# [INFORMATION SHOWN]
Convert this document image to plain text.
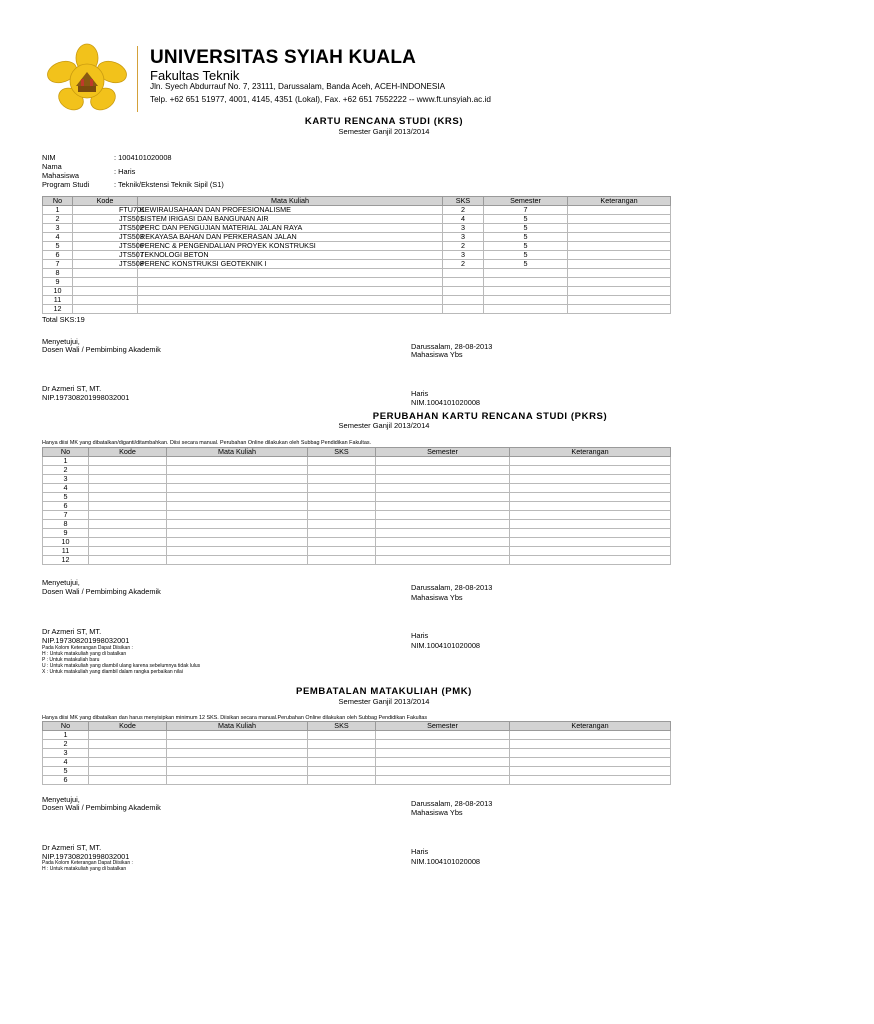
UNIVERSITAS SYIAH KUALA
Fakultas Teknik
Jln. Syech Abdurrauf No. 7, 23111, Darussalam, Banda Aceh, ACEH-INDONESIA
Telp. +62 651 51977, 4001, 4145, 4351 (Lokal), Fax. +62 651 7552222 -- www.ft.unsyiah.ac.id
KARTU RENCANA STUDI (KRS)
Semester Ganjil 2013/2014
NIM	: 1004101020008
Nama
Mahasiswa	: Haris
Program Studi	: Teknik/Ekstensi Teknik Sipil (S1)
No	Kode	Mata Kuliah	SKS	Semester	Keterangan
1	FTU701	KEWIRAUSAHAAN DAN PROFESIONALISME	2	7	
2	JTS501	SISTEM IRIGASI DAN BANGUNAN AIR	4	5	
3	JTS502	PERC DAN PENGUJIAN MATERIAL JALAN RAYA	3	5	
4	JTS503	REKAYASA BAHAN DAN PERKERASAN JALAN	3	5	
5	JTS506	PERENC & PENGENDALIAN PROYEK KONSTRUKSI	2	5	
6	JTS507	TEKNOLOGI BETON	3	5	
7	JTS508	PERENC KONSTRUKSI GEOTEKNIK I	2	5	
8					
9					
10					
11					
12					
Total SKS:19
Menyetujui,
Dosen Wali / Pembimbing Akademik	Darussalam, 28-08-2013
Mahasiswa Ybs
Dr Azmeri ST, MT.
NIP.197308201998032001	Haris
NIM.1004101020008
PERUBAHAN KARTU RENCANA STUDI (PKRS)
Semester Ganjil 2013/2014
Hanya diisi MK yang dibatalkan/diganti/ditambahkan. Diisi secara manual. Perubahan Online dilakukan oleh Subbag Pendidikan Fakultas.
No	Kode	Mata Kuliah	SKS	Semester	Keterangan
1					
2					
3					
4					
5					
6					
7					
8					
9					
10					
11					
12					
Menyetujui,
Dosen Wali / Pembimbing Akademik	Darussalam, 28-08-2013
Mahasiswa Ybs
Dr Azmeri ST, MT.
NIP.197308201998032001
Haris
NIM.1004101020008
Pada Kolom Keterangan Dapat Diisikan :
H : Untuk matakuliah yang di batalkan
P : Untuk matakuliah baru
U : Untuk matakuliah yang diambil ulang karena sebelumnya tidak lulus
X : Untuk matakuliah yang diambil dalam rangka perbaikan nilai
PEMBATALAN MATAKULIAH (PMK)
Semester Ganjil 2013/2014
Hanya diisi MK yang dibatalkan dan harus menyisipkan minimum 12 SKS. Diisikan secara manual.Perubahan Online dilakukan oleh Subbag Pendidikan Fakultas
No	Kode	Mata Kuliah	SKS	Semester	Keterangan
1					
2					
3					
4					
5					
6					
Menyetujui,
Dosen Wali / Pembimbing Akademik	Darussalam, 28-08-2013
Mahasiswa Ybs
Dr Azmeri ST, MT.
NIP.197308201998032001
Haris
NIM.1004101020008
Pada Kolom Keterangan Dapat Diisikan :
H : Untuk matakuliah yang di batalkan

# [JOB]
Pictures are to be left out; all else in the entries above is to be quoted exactly.

# [WRITTEN SOLUTION]
Convert this document image to plain text.
UNIVERSITAS SYIAH KUALA
Fakultas Teknik
Jln. Syech Abdurrauf No. 7, 23111, Darussalam, Banda Aceh, ACEH-INDONESIA
Telp. +62 651 51977, 4001, 4145, 4351 (Lokal), Fax. +62 651 7552222 -- www.ft.unsyiah.ac.id
KARTU RENCANA STUDI (KRS)
Semester Ganjil 2013/2014
NIM	: 1004101020008
Nama
Mahasiswa	: Haris
Program Studi	: Teknik/Ekstensi Teknik Sipil (S1)
No	Kode	Mata Kuliah	SKS	Semester	Keterangan
1	FTU701	KEWIRAUSAHAAN DAN PROFESIONALISME	2	7	
2	JTS501	SISTEM IRIGASI DAN BANGUNAN AIR	4	5	
3	JTS502	PERC DAN PENGUJIAN MATERIAL JALAN RAYA	3	5	
4	JTS503	REKAYASA BAHAN DAN PERKERASAN JALAN	3	5	
5	JTS506	PERENC & PENGENDALIAN PROYEK KONSTRUKSI	2	5	
6	JTS507	TEKNOLOGI BETON	3	5	
7	JTS508	PERENC KONSTRUKSI GEOTEKNIK I	2	5	
8					
9					
10					
11					
12					
Total SKS:19
Menyetujui,
Dosen Wali / Pembimbing Akademik	Darussalam, 28-08-2013
Mahasiswa Ybs
Dr Azmeri ST, MT.
NIP.197308201998032001	Haris
NIM.1004101020008
PERUBAHAN KARTU RENCANA STUDI (PKRS)
Semester Ganjil 2013/2014
Hanya diisi MK yang dibatalkan/diganti/ditambahkan. Diisi secara manual. Perubahan Online dilakukan oleh Subbag Pendidikan Fakultas.
No	Kode	Mata Kuliah	SKS	Semester	Keterangan
1					
2					
3					
4					
5					
6					
7					
8					
9					
10					
11					
12					
Menyetujui,
Dosen Wali / Pembimbing Akademik	Darussalam, 28-08-2013
Mahasiswa Ybs
Dr Azmeri ST, MT.
NIP.197308201998032001
Haris
NIM.1004101020008
Pada Kolom Keterangan Dapat Diisikan :
H : Untuk matakuliah yang di batalkan
P : Untuk matakuliah baru
U : Untuk matakuliah yang diambil ulang karena sebelumnya tidak lulus
X : Untuk matakuliah yang diambil dalam rangka perbaikan nilai
PEMBATALAN MATAKULIAH (PMK)
Semester Ganjil 2013/2014
Hanya diisi MK yang dibatalkan dan harus menyisipkan minimum 12 SKS. Diisikan secara manual.Perubahan Online dilakukan oleh Subbag Pendidikan Fakultas
No	Kode	Mata Kuliah	SKS	Semester	Keterangan
1					
2					
3					
4					
5					
6					
Menyetujui,
Dosen Wali / Pembimbing Akademik	Darussalam, 28-08-2013
Mahasiswa Ybs
Dr Azmeri ST, MT.
NIP.197308201998032001
Haris
NIM.1004101020008
Pada Kolom Keterangan Dapat Diisikan :
H : Untuk matakuliah yang di batalkan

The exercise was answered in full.